Document section >>
Accrual Adjustments
The management team of a business runs the day-to-day operations and need to know how the P&L is tracking on a regular (weekly or monthly) basis.
In accrual accounting, revenue and expenses are recognised when they are incurred, not when they are paid. Asset and liability accounts are used to recorded transactions which don’t match cash flow, so that revenue and expenses are recognised when the revenue is generated or the expense is incurred – so that the P&L is accurate.

Capitalisation
To expense – upfront cost
Capitalise – add to liability to pay over time
To “capitalise” an asset means to account for capital expenditure across periods throughout the useful life of the asset. You would record it on the balance sheet as an asset instead of on the income statement as an expense. It is expensed (depreciated/amortised) on a yearly basis. The entry is:
Dr Asset account / Cr Cash
At the end of the period, the entry would be (the calculated value of depreciation, below)
Dr Depreciation expense / Cr Asset
The balance sheet carries the net book value (NBV) each year – the cost less accumulated depreciation.
Classification of an item as an Asset or Expense is based on:
- Expected to yield future economic benefits (contributes to cash flow)

Entries supplied >>
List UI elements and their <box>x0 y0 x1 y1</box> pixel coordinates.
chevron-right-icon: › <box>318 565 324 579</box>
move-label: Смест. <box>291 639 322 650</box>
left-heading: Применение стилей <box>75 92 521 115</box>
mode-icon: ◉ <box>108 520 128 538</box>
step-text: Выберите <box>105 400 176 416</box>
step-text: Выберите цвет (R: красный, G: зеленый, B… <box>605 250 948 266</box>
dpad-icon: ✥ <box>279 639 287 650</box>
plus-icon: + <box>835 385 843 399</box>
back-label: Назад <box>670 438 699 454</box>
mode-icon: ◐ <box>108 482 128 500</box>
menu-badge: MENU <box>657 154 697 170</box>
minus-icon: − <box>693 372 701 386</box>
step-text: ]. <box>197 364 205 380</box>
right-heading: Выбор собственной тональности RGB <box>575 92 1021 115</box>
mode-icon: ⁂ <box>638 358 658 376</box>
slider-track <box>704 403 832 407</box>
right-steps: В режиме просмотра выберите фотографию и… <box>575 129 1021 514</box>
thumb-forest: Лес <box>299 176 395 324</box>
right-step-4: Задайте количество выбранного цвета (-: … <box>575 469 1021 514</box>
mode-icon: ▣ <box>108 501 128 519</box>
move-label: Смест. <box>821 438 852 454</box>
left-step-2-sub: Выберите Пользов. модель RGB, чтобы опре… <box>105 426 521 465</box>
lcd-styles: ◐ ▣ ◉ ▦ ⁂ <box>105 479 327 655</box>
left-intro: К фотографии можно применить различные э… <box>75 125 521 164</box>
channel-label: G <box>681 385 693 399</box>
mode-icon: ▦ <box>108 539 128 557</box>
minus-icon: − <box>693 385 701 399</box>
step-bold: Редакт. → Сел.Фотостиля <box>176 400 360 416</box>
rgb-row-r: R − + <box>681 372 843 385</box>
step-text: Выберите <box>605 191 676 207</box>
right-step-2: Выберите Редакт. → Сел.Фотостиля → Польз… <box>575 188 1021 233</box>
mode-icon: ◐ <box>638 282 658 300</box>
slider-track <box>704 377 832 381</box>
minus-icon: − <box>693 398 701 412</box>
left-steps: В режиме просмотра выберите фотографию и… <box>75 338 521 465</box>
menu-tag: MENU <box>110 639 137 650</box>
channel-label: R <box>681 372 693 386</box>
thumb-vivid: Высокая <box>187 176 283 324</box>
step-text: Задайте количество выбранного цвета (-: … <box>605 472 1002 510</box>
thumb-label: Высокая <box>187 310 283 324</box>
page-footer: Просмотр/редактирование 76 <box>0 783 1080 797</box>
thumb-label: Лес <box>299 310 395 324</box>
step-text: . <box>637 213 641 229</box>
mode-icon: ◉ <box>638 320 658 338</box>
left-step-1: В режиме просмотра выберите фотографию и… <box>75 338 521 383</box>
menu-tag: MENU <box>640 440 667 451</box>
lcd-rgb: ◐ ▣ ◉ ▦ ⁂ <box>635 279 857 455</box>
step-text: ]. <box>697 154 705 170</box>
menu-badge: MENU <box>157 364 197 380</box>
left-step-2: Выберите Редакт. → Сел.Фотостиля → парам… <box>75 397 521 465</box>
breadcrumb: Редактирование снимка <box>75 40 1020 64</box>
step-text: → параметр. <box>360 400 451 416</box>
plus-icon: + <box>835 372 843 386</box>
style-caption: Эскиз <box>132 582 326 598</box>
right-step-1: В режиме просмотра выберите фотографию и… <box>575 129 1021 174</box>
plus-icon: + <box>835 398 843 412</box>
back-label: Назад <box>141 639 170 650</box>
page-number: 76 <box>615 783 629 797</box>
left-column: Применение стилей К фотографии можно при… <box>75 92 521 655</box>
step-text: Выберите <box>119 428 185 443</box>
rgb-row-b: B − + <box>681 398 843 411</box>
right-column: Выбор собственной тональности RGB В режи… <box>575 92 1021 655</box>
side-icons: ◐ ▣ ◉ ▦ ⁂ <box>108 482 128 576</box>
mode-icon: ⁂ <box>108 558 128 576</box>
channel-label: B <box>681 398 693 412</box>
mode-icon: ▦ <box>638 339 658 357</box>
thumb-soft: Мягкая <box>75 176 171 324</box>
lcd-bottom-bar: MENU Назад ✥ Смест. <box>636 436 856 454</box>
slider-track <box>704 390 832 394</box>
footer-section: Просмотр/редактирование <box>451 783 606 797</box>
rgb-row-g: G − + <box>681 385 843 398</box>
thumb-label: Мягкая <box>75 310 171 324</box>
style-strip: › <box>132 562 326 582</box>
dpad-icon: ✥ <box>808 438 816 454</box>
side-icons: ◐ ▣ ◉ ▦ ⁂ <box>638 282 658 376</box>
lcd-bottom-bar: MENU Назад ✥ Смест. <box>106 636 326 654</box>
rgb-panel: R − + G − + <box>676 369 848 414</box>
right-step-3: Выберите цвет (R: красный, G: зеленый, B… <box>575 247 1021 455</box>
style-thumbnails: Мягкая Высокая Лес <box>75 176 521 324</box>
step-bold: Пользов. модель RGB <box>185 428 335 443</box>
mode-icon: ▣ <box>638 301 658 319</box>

Task instructions >>
Please resume the text on accrual adjustments and capitalization right after its last line, the first point on classifying an item as an asset or an expense.

Answer for this exercise >>
- Flow of benefits is controlled by the entity
- Purchased or obtained through a past event
Depreciation
To determine depreciation, you need:
- Useful life
- Flow of benefits (straight-line, reducing balance or unit-based)
- Residual value

Intangible Assets and Amortisation
Goodwill is internally generated and only measured upon sale. Calculated as sale price less fair value of net assets.
Intangible assets are amortised instead of being depreciated.
Impairment
The market value of an asset is below its book value and needs to be written down. Assets are tested for impairment at each reporting date (generally every year). Whereas depreciation is regular, expected reduction in asset value, impairment is unexpected reductions in value. A company must test assets for impairment each reporting period. Impairment could be from:
- Significant decline in market value e.g. from changed conditions
- Damage to physical asset
- Disposal plans
This is done by the entry:
Dr Impairment expense / Cr Asset
Contra Accounts
Contra-accounts are negative asset accounts (credit balance) rather than a liability. They reduce asset accounts.
Accumulated Depreciation – reduces the Asset account
Provision/Allowance for Doubtful Debts – reduces Accounts Receivable. Estimated as % of Accounts Receivable or % by days outstanding.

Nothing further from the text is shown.